WORK INSTRUCTIONS -
Transcribe every line of the records verbatim.

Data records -

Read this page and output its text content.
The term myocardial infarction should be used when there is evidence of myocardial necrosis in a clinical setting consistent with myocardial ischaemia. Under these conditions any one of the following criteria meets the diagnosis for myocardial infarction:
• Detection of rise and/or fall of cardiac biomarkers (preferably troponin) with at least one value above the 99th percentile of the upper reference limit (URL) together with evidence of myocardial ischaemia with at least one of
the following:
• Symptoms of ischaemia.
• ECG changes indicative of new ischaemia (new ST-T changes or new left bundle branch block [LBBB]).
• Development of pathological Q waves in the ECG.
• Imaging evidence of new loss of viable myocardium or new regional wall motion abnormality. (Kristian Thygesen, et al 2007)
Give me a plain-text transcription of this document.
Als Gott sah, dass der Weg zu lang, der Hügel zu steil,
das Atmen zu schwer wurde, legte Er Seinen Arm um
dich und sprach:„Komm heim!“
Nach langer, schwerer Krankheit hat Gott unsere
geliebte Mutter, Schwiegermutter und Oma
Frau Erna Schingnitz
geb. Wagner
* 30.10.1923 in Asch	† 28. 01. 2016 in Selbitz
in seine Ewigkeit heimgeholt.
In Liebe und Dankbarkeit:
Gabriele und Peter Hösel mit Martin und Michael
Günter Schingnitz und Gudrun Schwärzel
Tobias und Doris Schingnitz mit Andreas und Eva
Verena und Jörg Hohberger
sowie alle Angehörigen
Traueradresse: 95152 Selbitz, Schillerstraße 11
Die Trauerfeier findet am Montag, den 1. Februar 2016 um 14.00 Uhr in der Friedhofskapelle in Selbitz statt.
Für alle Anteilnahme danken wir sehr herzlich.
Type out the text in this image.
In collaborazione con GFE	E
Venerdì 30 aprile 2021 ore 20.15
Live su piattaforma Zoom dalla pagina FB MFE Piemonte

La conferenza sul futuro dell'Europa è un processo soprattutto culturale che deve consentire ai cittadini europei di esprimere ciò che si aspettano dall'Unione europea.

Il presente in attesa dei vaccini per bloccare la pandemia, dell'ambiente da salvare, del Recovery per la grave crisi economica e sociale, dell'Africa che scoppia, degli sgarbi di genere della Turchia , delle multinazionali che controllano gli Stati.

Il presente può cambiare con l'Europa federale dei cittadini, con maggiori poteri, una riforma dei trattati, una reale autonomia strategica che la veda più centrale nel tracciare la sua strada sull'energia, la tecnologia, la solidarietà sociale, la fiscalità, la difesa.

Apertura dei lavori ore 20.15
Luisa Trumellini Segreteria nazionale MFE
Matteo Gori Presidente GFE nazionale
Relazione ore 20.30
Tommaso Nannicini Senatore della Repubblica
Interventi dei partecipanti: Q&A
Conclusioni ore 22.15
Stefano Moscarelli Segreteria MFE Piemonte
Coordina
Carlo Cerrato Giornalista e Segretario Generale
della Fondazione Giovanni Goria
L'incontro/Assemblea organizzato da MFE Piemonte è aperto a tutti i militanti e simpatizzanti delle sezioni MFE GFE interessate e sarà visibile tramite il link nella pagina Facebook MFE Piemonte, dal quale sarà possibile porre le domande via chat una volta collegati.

TASK ANSWER -
Read this page and output its text content.
The term myocardial infarction should be used when there is evidence of myocardial necrosis in a clinical setting consistent with myocardial ischaemia. Under these conditions any one of the following criteria meets the diagnosis for myocardial infarction:
• Detection of rise and/or fall of cardiac biomarkers (preferably troponin) with at least one value above the 99th percentile of the upper reference limit (URL) together with evidence of myocardial ischaemia with at least one of
the following:
• Symptoms of ischaemia.
• ECG changes indicative of new ischaemia (new ST-T changes or new left bundle branch block [LBBB]).
• Development of pathological Q waves in the ECG.
• Imaging evidence of new loss of viable myocardium or new regional wall motion abnormality. (Kristian Thygesen, et al 2007)
Give me a plain-text transcription of this document.
Als Gott sah, dass der Weg zu lang, der Hügel zu steil,
das Atmen zu schwer wurde, legte Er Seinen Arm um
dich und sprach:„Komm heim!“
Nach langer, schwerer Krankheit hat Gott unsere
geliebte Mutter, Schwiegermutter und Oma
Frau Erna Schingnitz
geb. Wagner
* 30.10.1923 in Asch	† 28. 01. 2016 in Selbitz
in seine Ewigkeit heimgeholt.
In Liebe und Dankbarkeit:
Gabriele und Peter Hösel mit Martin und Michael
Günter Schingnitz und Gudrun Schwärzel
Tobias und Doris Schingnitz mit Andreas und Eva
Verena und Jörg Hohberger
sowie alle Angehörigen
Traueradresse: 95152 Selbitz, Schillerstraße 11
Die Trauerfeier findet am Montag, den 1. Februar 2016 um 14.00 Uhr in der Friedhofskapelle in Selbitz statt.
Für alle Anteilnahme danken wir sehr herzlich.
Type out the text in this image.
In collaborazione con GFE	E
Venerdì 30 aprile 2021 ore 20.15
Live su piattaforma Zoom dalla pagina FB MFE Piemonte

La conferenza sul futuro dell'Europa è un processo soprattutto culturale che deve consentire ai cittadini europei di esprimere ciò che si aspettano dall'Unione europea.

Il presente in attesa dei vaccini per bloccare la pandemia, dell'ambiente da salvare, del Recovery per la grave crisi economica e sociale, dell'Africa che scoppia, degli sgarbi di genere della Turchia , delle multinazionali che controllano gli Stati.

Il presente può cambiare con l'Europa federale dei cittadini, con maggiori poteri, una riforma dei trattati, una reale autonomia strategica che la veda più centrale nel tracciare la sua strada sull'energia, la tecnologia, la solidarietà sociale, la fiscalità, la difesa.

Apertura dei lavori ore 20.15
Luisa Trumellini Segreteria nazionale MFE
Matteo Gori Presidente GFE nazionale
Relazione ore 20.30
Tommaso Nannicini Senatore della Repubblica
Interventi dei partecipanti: Q&A
Conclusioni ore 22.15
Stefano Moscarelli Segreteria MFE Piemonte
Coordina
Carlo Cerrato Giornalista e Segretario Generale
della Fondazione Giovanni Goria
L'incontro/Assemblea organizzato da MFE Piemonte è aperto a tutti i militanti e simpatizzanti delle sezioni MFE GFE interessate e sarà visibile tramite il link nella pagina Facebook MFE Piemonte, dal quale sarà possibile porre le domande via chat una volta collegati.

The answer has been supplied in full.